**SET EXERCISE:** Retype each entry below exactly as it stands.

**Extracted records:**

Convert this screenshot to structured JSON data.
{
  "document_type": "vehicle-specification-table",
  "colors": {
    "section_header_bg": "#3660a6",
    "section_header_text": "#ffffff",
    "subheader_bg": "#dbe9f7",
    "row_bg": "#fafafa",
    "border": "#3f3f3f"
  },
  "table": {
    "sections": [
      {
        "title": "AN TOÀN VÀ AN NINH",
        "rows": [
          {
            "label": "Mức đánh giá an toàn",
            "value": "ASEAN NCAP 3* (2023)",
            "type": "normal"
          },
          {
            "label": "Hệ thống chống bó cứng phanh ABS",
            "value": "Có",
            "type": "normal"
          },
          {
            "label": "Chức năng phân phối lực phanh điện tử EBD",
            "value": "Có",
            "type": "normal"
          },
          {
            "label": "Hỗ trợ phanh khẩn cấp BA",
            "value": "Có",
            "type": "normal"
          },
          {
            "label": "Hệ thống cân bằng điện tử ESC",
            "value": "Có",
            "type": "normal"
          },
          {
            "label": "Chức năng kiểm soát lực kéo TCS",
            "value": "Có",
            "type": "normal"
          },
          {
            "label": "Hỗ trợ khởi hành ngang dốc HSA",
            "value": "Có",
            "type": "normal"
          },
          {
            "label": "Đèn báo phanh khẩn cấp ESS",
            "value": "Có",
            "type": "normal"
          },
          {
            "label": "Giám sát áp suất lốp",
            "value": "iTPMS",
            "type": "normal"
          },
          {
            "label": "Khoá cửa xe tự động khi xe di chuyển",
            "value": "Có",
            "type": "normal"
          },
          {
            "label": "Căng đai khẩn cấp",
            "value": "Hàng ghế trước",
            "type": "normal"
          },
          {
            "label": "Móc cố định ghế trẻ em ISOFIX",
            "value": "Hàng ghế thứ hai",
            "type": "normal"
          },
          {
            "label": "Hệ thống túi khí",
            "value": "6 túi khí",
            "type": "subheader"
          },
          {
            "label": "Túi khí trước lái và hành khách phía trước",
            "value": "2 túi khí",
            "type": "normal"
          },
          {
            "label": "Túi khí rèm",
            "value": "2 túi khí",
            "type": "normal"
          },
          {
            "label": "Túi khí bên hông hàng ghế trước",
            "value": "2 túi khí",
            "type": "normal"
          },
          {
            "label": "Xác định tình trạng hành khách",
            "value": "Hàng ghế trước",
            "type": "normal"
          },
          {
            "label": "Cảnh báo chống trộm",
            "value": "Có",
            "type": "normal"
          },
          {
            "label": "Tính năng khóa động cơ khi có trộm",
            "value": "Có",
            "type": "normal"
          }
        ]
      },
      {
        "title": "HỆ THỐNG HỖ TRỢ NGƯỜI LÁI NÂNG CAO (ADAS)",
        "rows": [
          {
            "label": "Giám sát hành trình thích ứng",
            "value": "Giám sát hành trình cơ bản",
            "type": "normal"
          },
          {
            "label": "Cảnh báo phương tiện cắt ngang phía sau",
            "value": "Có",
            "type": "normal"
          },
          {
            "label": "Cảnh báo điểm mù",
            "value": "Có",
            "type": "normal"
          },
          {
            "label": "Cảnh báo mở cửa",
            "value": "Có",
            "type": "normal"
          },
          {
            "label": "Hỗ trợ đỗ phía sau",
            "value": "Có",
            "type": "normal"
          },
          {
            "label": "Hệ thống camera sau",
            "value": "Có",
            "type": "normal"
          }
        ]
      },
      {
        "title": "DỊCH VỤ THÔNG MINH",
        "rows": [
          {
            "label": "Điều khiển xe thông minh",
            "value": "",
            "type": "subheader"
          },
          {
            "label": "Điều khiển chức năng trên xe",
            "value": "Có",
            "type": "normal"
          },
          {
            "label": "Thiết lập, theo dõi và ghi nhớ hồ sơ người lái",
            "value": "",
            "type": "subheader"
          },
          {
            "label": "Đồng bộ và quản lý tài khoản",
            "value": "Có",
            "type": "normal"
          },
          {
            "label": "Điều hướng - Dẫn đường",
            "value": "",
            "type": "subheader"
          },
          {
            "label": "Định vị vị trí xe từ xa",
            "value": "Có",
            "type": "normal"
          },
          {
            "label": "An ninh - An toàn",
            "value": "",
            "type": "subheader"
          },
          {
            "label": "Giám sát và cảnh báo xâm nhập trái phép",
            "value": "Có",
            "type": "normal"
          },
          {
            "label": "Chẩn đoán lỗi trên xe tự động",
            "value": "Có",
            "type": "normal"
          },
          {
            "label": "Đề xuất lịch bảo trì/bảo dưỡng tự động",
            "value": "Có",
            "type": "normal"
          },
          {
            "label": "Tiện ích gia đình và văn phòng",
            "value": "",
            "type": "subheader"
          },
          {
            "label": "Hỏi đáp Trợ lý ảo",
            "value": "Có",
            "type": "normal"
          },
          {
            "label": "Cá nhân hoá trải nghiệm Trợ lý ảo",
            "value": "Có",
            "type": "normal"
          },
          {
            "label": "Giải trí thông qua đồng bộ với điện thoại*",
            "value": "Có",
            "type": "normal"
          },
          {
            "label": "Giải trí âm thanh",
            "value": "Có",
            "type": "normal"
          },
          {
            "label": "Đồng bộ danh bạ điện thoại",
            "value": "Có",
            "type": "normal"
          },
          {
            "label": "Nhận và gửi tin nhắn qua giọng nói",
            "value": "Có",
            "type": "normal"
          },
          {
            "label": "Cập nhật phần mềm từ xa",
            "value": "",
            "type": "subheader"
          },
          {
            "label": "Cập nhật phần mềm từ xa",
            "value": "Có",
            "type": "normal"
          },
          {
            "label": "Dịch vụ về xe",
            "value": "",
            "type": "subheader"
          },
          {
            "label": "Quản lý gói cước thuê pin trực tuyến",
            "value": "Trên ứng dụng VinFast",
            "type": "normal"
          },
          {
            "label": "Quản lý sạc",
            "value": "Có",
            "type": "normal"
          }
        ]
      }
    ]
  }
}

**THE SOLUTION:**
Convert this screenshot to structured JSON data.
{
  "document_type": "vehicle-specification-table",
  "colors": {
    "section_header_bg": "#3660a6",
    "section_header_text": "#ffffff",
    "subheader_bg": "#dbe9f7",
    "row_bg": "#fafafa",
    "border": "#3f3f3f"
  },
  "table": {
    "sections": [
      {
        "title": "AN TOÀN VÀ AN NINH",
        "rows": [
          {
            "label": "Mức đánh giá an toàn",
            "value": "ASEAN NCAP 3* (2023)",
            "type": "normal"
          },
          {
            "label": "Hệ thống chống bó cứng phanh ABS",
            "value": "Có",
            "type": "normal"
          },
          {
            "label": "Chức năng phân phối lực phanh điện tử EBD",
            "value": "Có",
            "type": "normal"
          },
          {
            "label": "Hỗ trợ phanh khẩn cấp BA",
            "value": "Có",
            "type": "normal"
          },
          {
            "label": "Hệ thống cân bằng điện tử ESC",
            "value": "Có",
            "type": "normal"
          },
          {
            "label": "Chức năng kiểm soát lực kéo TCS",
            "value": "Có",
            "type": "normal"
          },
          {
            "label": "Hỗ trợ khởi hành ngang dốc HSA",
            "value": "Có",
            "type": "normal"
          },
          {
            "label": "Đèn báo phanh khẩn cấp ESS",
            "value": "Có",
            "type": "normal"
          },
          {
            "label": "Giám sát áp suất lốp",
            "value": "iTPMS",
            "type": "normal"
          },
          {
            "label": "Khoá cửa xe tự động khi xe di chuyển",
            "value": "Có",
            "type": "normal"
          },
          {
            "label": "Căng đai khẩn cấp",
            "value": "Hàng ghế trước",
            "type": "normal"
          },
          {
            "label": "Móc cố định ghế trẻ em ISOFIX",
            "value": "Hàng ghế thứ hai",
            "type": "normal"
          },
          {
            "label": "Hệ thống túi khí",
            "value": "6 túi khí",
            "type": "subheader"
          },
          {
            "label": "Túi khí trước lái và hành khách phía trước",
            "value": "2 túi khí",
            "type": "normal"
          },
          {
            "label": "Túi khí rèm",
            "value": "2 túi khí",
            "type": "normal"
          },
          {
            "label": "Túi khí bên hông hàng ghế trước",
            "value": "2 túi khí",
            "type": "normal"
          },
          {
            "label": "Xác định tình trạng hành khách",
            "value": "Hàng ghế trước",
            "type": "normal"
          },
          {
            "label": "Cảnh báo chống trộm",
            "value": "Có",
            "type": "normal"
          },
          {
            "label": "Tính năng khóa động cơ khi có trộm",
            "value": "Có",
            "type": "normal"
          }
        ]
      },
      {
        "title": "HỆ THỐNG HỖ TRỢ NGƯỜI LÁI NÂNG CAO (ADAS)",
        "rows": [
          {
            "label": "Giám sát hành trình thích ứng",
            "value": "Giám sát hành trình cơ bản",
            "type": "normal"
          },
          {
            "label": "Cảnh báo phương tiện cắt ngang phía sau",
            "value": "Có",
            "type": "normal"
          },
          {
            "label": "Cảnh báo điểm mù",
            "value": "Có",
            "type": "normal"
          },
          {
            "label": "Cảnh báo mở cửa",
            "value": "Có",
            "type": "normal"
          },
          {
            "label": "Hỗ trợ đỗ phía sau",
            "value": "Có",
            "type": "normal"
          },
          {
            "label": "Hệ thống camera sau",
            "value": "Có",
            "type": "normal"
          }
        ]
      },
      {
        "title": "DỊCH VỤ THÔNG MINH",
        "rows": [
          {
            "label": "Điều khiển xe thông minh",
            "value": "",
            "type": "subheader"
          },
          {
            "label": "Điều khiển chức năng trên xe",
            "value": "Có",
            "type": "normal"
          },
          {
            "label": "Thiết lập, theo dõi và ghi nhớ hồ sơ người lái",
            "value": "",
            "type": "subheader"
          },
          {
            "label": "Đồng bộ và quản lý tài khoản",
            "value": "Có",
            "type": "normal"
          },
          {
            "label": "Điều hướng - Dẫn đường",
            "value": "",
            "type": "subheader"
          },
          {
            "label": "Định vị vị trí xe từ xa",
            "value": "Có",
            "type": "normal"
          },
          {
            "label": "An ninh - An toàn",
            "value": "",
            "type": "subheader"
          },
          {
            "label": "Giám sát và cảnh báo xâm nhập trái phép",
            "value": "Có",
            "type": "normal"
          },
          {
            "label": "Chẩn đoán lỗi trên xe tự động",
            "value": "Có",
            "type": "normal"
          },
          {
            "label": "Đề xuất lịch bảo trì/bảo dưỡng tự động",
            "value": "Có",
            "type": "normal"
          },
          {
            "label": "Tiện ích gia đình và văn phòng",
            "value": "",
            "type": "subheader"
          },
          {
            "label": "Hỏi đáp Trợ lý ảo",
            "value": "Có",
            "type": "normal"
          },
          {
            "label": "Cá nhân hoá trải nghiệm Trợ lý ảo",
            "value": "Có",
            "type": "normal"
          },
          {
            "label": "Giải trí thông qua đồng bộ với điện thoại*",
            "value": "Có",
            "type": "normal"
          },
          {
            "label": "Giải trí âm thanh",
            "value": "Có",
            "type": "normal"
          },
          {
            "label": "Đồng bộ danh bạ điện thoại",
            "value": "Có",
            "type": "normal"
          },
          {
            "label": "Nhận và gửi tin nhắn qua giọng nói",
            "value": "Có",
            "type": "normal"
          },
          {
            "label": "Cập nhật phần mềm từ xa",
            "value": "",
            "type": "subheader"
          },
          {
            "label": "Cập nhật phần mềm từ xa",
            "value": "Có",
            "type": "normal"
          },
          {
            "label": "Dịch vụ về xe",
            "value": "",
            "type": "subheader"
          },
          {
            "label": "Quản lý gói cước thuê pin trực tuyến",
            "value": "Trên ứng dụng VinFast",
            "type": "normal"
          },
          {
            "label": "Quản lý sạc",
            "value": "Có",
            "type": "normal"
          }
        ]
      }
    ]
  }
}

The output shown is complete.